Collected data entries:

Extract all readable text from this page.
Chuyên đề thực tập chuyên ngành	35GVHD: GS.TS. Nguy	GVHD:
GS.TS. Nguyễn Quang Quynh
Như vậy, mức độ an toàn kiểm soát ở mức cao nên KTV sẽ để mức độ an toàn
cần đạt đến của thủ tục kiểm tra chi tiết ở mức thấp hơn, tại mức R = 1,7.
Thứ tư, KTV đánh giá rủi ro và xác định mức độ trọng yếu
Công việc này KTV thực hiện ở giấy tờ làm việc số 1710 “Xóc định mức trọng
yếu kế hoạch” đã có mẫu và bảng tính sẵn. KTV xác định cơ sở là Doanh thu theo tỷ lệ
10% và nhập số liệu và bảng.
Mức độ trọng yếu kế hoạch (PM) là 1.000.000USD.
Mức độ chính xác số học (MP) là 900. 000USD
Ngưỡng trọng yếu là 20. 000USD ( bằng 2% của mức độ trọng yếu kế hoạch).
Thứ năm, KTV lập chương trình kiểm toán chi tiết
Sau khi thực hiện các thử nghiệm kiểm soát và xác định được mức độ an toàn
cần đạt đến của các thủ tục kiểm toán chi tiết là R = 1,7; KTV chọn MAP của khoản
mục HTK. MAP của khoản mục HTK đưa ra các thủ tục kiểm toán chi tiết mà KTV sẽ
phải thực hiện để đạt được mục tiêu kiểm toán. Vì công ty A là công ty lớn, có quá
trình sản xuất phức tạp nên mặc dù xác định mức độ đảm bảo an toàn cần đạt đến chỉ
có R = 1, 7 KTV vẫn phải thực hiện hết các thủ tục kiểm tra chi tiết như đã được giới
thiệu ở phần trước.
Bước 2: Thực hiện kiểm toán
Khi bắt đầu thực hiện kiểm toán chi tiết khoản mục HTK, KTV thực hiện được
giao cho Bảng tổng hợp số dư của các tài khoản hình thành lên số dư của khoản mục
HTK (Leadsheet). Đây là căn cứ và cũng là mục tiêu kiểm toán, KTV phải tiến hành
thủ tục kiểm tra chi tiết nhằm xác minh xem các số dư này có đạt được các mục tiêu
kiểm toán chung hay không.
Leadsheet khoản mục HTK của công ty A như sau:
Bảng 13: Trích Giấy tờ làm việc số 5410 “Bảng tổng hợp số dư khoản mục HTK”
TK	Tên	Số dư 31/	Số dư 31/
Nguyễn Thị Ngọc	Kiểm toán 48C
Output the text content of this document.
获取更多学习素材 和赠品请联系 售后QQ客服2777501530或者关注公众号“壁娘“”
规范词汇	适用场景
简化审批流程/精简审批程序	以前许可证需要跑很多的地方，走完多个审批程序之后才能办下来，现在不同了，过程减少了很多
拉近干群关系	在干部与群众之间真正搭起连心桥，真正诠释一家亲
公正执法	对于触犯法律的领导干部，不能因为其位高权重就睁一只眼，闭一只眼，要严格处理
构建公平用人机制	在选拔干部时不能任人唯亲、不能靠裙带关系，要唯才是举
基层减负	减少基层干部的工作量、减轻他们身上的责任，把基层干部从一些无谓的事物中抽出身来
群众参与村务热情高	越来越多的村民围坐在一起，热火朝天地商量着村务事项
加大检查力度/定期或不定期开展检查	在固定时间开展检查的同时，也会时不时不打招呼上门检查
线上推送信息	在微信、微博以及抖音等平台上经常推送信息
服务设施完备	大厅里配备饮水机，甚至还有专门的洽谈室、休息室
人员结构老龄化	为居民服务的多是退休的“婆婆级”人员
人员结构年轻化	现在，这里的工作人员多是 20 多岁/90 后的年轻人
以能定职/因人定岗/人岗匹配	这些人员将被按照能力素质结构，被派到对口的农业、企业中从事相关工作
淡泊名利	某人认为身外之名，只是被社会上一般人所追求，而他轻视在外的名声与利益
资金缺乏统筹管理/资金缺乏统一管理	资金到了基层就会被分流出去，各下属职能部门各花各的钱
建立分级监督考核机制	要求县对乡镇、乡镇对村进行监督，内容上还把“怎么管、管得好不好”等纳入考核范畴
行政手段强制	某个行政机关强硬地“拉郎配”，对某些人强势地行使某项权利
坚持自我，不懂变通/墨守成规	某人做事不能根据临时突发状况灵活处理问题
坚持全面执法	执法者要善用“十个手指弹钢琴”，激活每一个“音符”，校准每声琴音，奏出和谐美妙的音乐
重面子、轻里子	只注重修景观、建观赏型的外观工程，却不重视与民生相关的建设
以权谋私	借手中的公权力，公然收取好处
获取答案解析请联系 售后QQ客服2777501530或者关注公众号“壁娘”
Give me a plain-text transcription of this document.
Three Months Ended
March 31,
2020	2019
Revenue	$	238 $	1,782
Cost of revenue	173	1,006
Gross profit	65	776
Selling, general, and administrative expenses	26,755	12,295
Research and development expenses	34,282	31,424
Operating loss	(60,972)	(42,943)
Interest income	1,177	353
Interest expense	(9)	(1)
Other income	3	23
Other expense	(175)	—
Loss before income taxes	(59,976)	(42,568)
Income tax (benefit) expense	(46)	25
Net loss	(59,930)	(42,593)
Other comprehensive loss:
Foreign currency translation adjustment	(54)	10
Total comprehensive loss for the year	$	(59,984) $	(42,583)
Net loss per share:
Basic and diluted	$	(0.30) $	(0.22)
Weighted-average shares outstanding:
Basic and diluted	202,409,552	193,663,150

Task details: Report how many lines in the entries hold the string "hoạch". Nothing but the number is wanted.

Full output: 3